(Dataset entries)
.....

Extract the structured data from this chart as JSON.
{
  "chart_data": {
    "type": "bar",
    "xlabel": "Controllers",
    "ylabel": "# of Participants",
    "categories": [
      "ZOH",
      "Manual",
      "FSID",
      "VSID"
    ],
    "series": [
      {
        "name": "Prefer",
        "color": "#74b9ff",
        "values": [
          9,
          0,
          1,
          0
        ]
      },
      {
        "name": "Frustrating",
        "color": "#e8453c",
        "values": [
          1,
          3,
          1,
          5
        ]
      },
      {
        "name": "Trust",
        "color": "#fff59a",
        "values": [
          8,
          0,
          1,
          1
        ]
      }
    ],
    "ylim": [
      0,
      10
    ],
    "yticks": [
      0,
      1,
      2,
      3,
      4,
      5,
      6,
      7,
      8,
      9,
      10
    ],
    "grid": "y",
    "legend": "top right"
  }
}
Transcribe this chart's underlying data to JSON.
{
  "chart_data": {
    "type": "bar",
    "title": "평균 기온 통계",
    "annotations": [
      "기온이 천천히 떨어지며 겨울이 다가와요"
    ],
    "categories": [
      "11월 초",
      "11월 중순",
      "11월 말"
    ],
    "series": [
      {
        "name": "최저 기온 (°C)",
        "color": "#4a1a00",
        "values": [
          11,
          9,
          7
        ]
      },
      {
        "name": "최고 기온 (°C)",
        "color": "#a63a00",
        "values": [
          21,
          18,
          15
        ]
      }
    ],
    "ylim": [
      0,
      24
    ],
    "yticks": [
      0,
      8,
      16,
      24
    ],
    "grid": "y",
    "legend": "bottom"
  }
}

.....

Task statement - Send back every record, precisely as written.

Finished task -
Extract the structured data from this chart as JSON.
{
  "chart_data": {
    "type": "bar",
    "xlabel": "Controllers",
    "ylabel": "# of Participants",
    "categories": [
      "ZOH",
      "Manual",
      "FSID",
      "VSID"
    ],
    "series": [
      {
        "name": "Prefer",
        "color": "#74b9ff",
        "values": [
          9,
          0,
          1,
          0
        ]
      },
      {
        "name": "Frustrating",
        "color": "#e8453c",
        "values": [
          1,
          3,
          1,
          5
        ]
      },
      {
        "name": "Trust",
        "color": "#fff59a",
        "values": [
          8,
          0,
          1,
          1
        ]
      }
    ],
    "ylim": [
      0,
      10
    ],
    "yticks": [
      0,
      1,
      2,
      3,
      4,
      5,
      6,
      7,
      8,
      9,
      10
    ],
    "grid": "y",
    "legend": "top right"
  }
}
Transcribe this chart's underlying data to JSON.
{
  "chart_data": {
    "type": "bar",
    "title": "평균 기온 통계",
    "annotations": [
      "기온이 천천히 떨어지며 겨울이 다가와요"
    ],
    "categories": [
      "11월 초",
      "11월 중순",
      "11월 말"
    ],
    "series": [
      {
        "name": "최저 기온 (°C)",
        "color": "#4a1a00",
        "values": [
          11,
          9,
          7
        ]
      },
      {
        "name": "최고 기온 (°C)",
        "color": "#a63a00",
        "values": [
          21,
          18,
          15
        ]
      }
    ],
    "ylim": [
      0,
      24
    ],
    "yticks": [
      0,
      8,
      16,
      24
    ],
    "grid": "y",
    "legend": "bottom"
  }
}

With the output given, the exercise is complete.